WRITTEN TASK —
Write out every record in full, exactly as written, please.

## START

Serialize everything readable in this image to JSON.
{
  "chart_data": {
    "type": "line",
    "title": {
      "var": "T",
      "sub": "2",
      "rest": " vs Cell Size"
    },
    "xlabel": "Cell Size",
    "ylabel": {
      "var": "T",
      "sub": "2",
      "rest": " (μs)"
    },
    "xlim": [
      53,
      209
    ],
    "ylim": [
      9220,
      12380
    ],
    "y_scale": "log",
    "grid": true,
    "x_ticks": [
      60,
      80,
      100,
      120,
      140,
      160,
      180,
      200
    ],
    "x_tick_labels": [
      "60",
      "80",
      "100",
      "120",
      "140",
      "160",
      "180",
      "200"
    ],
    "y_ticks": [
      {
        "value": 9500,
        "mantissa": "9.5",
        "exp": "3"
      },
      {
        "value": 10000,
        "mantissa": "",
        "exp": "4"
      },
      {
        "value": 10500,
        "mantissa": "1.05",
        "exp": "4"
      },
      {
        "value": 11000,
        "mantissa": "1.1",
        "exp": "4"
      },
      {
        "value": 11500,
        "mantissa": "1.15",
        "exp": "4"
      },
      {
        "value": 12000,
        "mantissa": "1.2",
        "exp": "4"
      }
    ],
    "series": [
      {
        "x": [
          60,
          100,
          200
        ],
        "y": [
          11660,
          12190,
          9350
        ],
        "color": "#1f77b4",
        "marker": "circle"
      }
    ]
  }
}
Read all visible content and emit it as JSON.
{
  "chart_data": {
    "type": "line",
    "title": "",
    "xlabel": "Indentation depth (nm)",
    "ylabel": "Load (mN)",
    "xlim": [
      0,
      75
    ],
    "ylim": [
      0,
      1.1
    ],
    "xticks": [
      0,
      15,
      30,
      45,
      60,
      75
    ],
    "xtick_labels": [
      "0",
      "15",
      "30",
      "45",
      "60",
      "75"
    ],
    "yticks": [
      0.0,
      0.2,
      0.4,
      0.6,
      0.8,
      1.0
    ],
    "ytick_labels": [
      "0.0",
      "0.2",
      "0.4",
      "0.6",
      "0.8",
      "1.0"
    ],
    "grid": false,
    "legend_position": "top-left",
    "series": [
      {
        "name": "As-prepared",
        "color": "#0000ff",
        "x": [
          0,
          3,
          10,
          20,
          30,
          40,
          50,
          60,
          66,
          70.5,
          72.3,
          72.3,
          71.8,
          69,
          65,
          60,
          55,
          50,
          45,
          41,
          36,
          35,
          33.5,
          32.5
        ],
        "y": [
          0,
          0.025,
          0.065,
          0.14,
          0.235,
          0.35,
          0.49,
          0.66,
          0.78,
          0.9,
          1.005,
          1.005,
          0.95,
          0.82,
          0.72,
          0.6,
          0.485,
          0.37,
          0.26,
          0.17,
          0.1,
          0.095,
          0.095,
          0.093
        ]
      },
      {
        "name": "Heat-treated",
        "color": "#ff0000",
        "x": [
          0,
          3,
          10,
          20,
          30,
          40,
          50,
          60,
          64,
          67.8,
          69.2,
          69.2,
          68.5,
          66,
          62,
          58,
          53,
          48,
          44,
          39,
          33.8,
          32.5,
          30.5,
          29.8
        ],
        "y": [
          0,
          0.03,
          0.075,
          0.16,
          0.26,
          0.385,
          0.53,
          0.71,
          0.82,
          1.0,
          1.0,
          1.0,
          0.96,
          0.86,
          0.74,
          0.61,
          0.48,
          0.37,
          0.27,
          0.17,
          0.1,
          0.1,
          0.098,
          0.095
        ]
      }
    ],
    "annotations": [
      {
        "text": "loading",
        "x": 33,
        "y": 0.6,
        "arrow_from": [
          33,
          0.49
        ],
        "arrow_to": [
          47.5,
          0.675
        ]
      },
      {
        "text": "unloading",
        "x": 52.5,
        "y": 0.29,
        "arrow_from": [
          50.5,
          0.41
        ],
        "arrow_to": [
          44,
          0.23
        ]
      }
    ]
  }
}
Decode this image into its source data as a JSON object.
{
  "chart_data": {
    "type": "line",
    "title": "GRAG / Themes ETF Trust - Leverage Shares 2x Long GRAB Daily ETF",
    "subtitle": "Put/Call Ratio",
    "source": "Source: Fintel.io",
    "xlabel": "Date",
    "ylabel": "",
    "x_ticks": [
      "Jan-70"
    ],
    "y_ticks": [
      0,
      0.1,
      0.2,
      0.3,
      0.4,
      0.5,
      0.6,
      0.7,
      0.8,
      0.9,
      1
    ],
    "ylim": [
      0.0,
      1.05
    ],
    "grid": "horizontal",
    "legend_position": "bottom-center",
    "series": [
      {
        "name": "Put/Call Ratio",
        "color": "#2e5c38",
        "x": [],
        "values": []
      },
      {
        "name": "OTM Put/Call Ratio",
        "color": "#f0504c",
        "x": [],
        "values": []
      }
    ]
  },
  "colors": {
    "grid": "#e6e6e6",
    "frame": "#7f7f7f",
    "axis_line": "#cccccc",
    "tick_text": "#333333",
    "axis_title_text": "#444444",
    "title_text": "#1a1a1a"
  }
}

## END

REPLY TO THE TASK —
Serialize everything readable in this image to JSON.
{
  "chart_data": {
    "type": "line",
    "title": {
      "var": "T",
      "sub": "2",
      "rest": " vs Cell Size"
    },
    "xlabel": "Cell Size",
    "ylabel": {
      "var": "T",
      "sub": "2",
      "rest": " (μs)"
    },
    "xlim": [
      53,
      209
    ],
    "ylim": [
      9220,
      12380
    ],
    "y_scale": "log",
    "grid": true,
    "x_ticks": [
      60,
      80,
      100,
      120,
      140,
      160,
      180,
      200
    ],
    "x_tick_labels": [
      "60",
      "80",
      "100",
      "120",
      "140",
      "160",
      "180",
      "200"
    ],
    "y_ticks": [
      {
        "value": 9500,
        "mantissa": "9.5",
        "exp": "3"
      },
      {
        "value": 10000,
        "mantissa": "",
        "exp": "4"
      },
      {
        "value": 10500,
        "mantissa": "1.05",
        "exp": "4"
      },
      {
        "value": 11000,
        "mantissa": "1.1",
        "exp": "4"
      },
      {
        "value": 11500,
        "mantissa": "1.15",
        "exp": "4"
      },
      {
        "value": 12000,
        "mantissa": "1.2",
        "exp": "4"
      }
    ],
    "series": [
      {
        "x": [
          60,
          100,
          200
        ],
        "y": [
          11660,
          12190,
          9350
        ],
        "color": "#1f77b4",
        "marker": "circle"
      }
    ]
  }
}
Read all visible content and emit it as JSON.
{
  "chart_data": {
    "type": "line",
    "title": "",
    "xlabel": "Indentation depth (nm)",
    "ylabel": "Load (mN)",
    "xlim": [
      0,
      75
    ],
    "ylim": [
      0,
      1.1
    ],
    "xticks": [
      0,
      15,
      30,
      45,
      60,
      75
    ],
    "xtick_labels": [
      "0",
      "15",
      "30",
      "45",
      "60",
      "75"
    ],
    "yticks": [
      0.0,
      0.2,
      0.4,
      0.6,
      0.8,
      1.0
    ],
    "ytick_labels": [
      "0.0",
      "0.2",
      "0.4",
      "0.6",
      "0.8",
      "1.0"
    ],
    "grid": false,
    "legend_position": "top-left",
    "series": [
      {
        "name": "As-prepared",
        "color": "#0000ff",
        "x": [
          0,
          3,
          10,
          20,
          30,
          40,
          50,
          60,
          66,
          70.5,
          72.3,
          72.3,
          71.8,
          69,
          65,
          60,
          55,
          50,
          45,
          41,
          36,
          35,
          33.5,
          32.5
        ],
        "y": [
          0,
          0.025,
          0.065,
          0.14,
          0.235,
          0.35,
          0.49,
          0.66,
          0.78,
          0.9,
          1.005,
          1.005,
          0.95,
          0.82,
          0.72,
          0.6,
          0.485,
          0.37,
          0.26,
          0.17,
          0.1,
          0.095,
          0.095,
          0.093
        ]
      },
      {
        "name": "Heat-treated",
        "color": "#ff0000",
        "x": [
          0,
          3,
          10,
          20,
          30,
          40,
          50,
          60,
          64,
          67.8,
          69.2,
          69.2,
          68.5,
          66,
          62,
          58,
          53,
          48,
          44,
          39,
          33.8,
          32.5,
          30.5,
          29.8
        ],
        "y": [
          0,
          0.03,
          0.075,
          0.16,
          0.26,
          0.385,
          0.53,
          0.71,
          0.82,
          1.0,
          1.0,
          1.0,
          0.96,
          0.86,
          0.74,
          0.61,
          0.48,
          0.37,
          0.27,
          0.17,
          0.1,
          0.1,
          0.098,
          0.095
        ]
      }
    ],
    "annotations": [
      {
        "text": "loading",
        "x": 33,
        "y": 0.6,
        "arrow_from": [
          33,
          0.49
        ],
        "arrow_to": [
          47.5,
          0.675
        ]
      },
      {
        "text": "unloading",
        "x": 52.5,
        "y": 0.29,
        "arrow_from": [
          50.5,
          0.41
        ],
        "arrow_to": [
          44,
          0.23
        ]
      }
    ]
  }
}
Decode this image into its source data as a JSON object.
{
  "chart_data": {
    "type": "line",
    "title": "GRAG / Themes ETF Trust - Leverage Shares 2x Long GRAB Daily ETF",
    "subtitle": "Put/Call Ratio",
    "source": "Source: Fintel.io",
    "xlabel": "Date",
    "ylabel": "",
    "x_ticks": [
      "Jan-70"
    ],
    "y_ticks": [
      0,
      0.1,
      0.2,
      0.3,
      0.4,
      0.5,
      0.6,
      0.7,
      0.8,
      0.9,
      1
    ],
    "ylim": [
      0.0,
      1.05
    ],
    "grid": "horizontal",
    "legend_position": "bottom-center",
    "series": [
      {
        "name": "Put/Call Ratio",
        "color": "#2e5c38",
        "x": [],
        "values": []
      },
      {
        "name": "OTM Put/Call Ratio",
        "color": "#f0504c",
        "x": [],
        "values": []
      }
    ]
  },
  "colors": {
    "grid": "#e6e6e6",
    "frame": "#7f7f7f",
    "axis_line": "#cccccc",
    "tick_text": "#333333",
    "axis_title_text": "#444444",
    "title_text": "#1a1a1a"
  }
}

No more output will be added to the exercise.